• **Task brief**: Reproduce each line exactly. Skip none.

BEGIN Stored records

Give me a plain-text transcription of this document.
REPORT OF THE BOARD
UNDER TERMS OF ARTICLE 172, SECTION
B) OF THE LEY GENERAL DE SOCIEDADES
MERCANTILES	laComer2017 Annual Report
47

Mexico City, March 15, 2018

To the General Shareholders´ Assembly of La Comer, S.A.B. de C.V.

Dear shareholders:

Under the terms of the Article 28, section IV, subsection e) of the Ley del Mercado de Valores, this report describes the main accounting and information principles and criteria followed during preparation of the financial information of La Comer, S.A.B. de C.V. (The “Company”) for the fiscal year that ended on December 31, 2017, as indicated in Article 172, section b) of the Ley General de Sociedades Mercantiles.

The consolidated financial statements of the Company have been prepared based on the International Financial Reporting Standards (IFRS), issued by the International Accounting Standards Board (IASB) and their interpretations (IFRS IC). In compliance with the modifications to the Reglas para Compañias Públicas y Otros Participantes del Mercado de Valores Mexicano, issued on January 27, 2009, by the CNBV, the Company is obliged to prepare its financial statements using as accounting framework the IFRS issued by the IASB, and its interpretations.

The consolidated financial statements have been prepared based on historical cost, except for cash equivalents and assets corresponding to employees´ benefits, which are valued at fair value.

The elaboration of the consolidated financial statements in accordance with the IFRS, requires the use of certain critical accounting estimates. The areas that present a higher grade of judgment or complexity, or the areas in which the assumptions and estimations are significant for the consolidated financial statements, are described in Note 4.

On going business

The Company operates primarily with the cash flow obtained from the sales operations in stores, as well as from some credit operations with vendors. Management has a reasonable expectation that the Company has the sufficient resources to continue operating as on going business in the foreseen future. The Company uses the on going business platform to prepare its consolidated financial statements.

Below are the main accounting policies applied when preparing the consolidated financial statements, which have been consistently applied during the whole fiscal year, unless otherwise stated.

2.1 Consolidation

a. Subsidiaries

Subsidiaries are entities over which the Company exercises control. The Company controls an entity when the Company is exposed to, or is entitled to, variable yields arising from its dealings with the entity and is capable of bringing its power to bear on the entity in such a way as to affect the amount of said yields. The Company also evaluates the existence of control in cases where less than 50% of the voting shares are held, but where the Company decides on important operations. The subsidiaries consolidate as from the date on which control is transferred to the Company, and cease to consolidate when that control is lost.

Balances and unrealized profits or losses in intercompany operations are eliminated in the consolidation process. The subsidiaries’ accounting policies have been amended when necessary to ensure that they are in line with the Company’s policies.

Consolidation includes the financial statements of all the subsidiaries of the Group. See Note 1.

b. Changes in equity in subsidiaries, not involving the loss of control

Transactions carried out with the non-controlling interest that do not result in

END Stored records

• **Result of this exercise**:
Give me a plain-text transcription of this document.
REPORT OF THE BOARD
UNDER TERMS OF ARTICLE 172, SECTION
B) OF THE LEY GENERAL DE SOCIEDADES
MERCANTILES	laComer2017 Annual Report
47

Mexico City, March 15, 2018

To the General Shareholders´ Assembly of La Comer, S.A.B. de C.V.

Dear shareholders:

Under the terms of the Article 28, section IV, subsection e) of the Ley del Mercado de Valores, this report describes the main accounting and information principles and criteria followed during preparation of the financial information of La Comer, S.A.B. de C.V. (The “Company”) for the fiscal year that ended on December 31, 2017, as indicated in Article 172, section b) of the Ley General de Sociedades Mercantiles.

The consolidated financial statements of the Company have been prepared based on the International Financial Reporting Standards (IFRS), issued by the International Accounting Standards Board (IASB) and their interpretations (IFRS IC). In compliance with the modifications to the Reglas para Compañias Públicas y Otros Participantes del Mercado de Valores Mexicano, issued on January 27, 2009, by the CNBV, the Company is obliged to prepare its financial statements using as accounting framework the IFRS issued by the IASB, and its interpretations.

The consolidated financial statements have been prepared based on historical cost, except for cash equivalents and assets corresponding to employees´ benefits, which are valued at fair value.

The elaboration of the consolidated financial statements in accordance with the IFRS, requires the use of certain critical accounting estimates. The areas that present a higher grade of judgment or complexity, or the areas in which the assumptions and estimations are significant for the consolidated financial statements, are described in Note 4.

On going business

The Company operates primarily with the cash flow obtained from the sales operations in stores, as well as from some credit operations with vendors. Management has a reasonable expectation that the Company has the sufficient resources to continue operating as on going business in the foreseen future. The Company uses the on going business platform to prepare its consolidated financial statements.

Below are the main accounting policies applied when preparing the consolidated financial statements, which have been consistently applied during the whole fiscal year, unless otherwise stated.

2.1 Consolidation

a. Subsidiaries

Subsidiaries are entities over which the Company exercises control. The Company controls an entity when the Company is exposed to, or is entitled to, variable yields arising from its dealings with the entity and is capable of bringing its power to bear on the entity in such a way as to affect the amount of said yields. The Company also evaluates the existence of control in cases where less than 50% of the voting shares are held, but where the Company decides on important operations. The subsidiaries consolidate as from the date on which control is transferred to the Company, and cease to consolidate when that control is lost.

Balances and unrealized profits or losses in intercompany operations are eliminated in the consolidation process. The subsidiaries’ accounting policies have been amended when necessary to ensure that they are in line with the Company’s policies.

Consolidation includes the financial statements of all the subsidiaries of the Group. See Note 1.

b. Changes in equity in subsidiaries, not involving the loss of control

Transactions carried out with the non-controlling interest that do not result in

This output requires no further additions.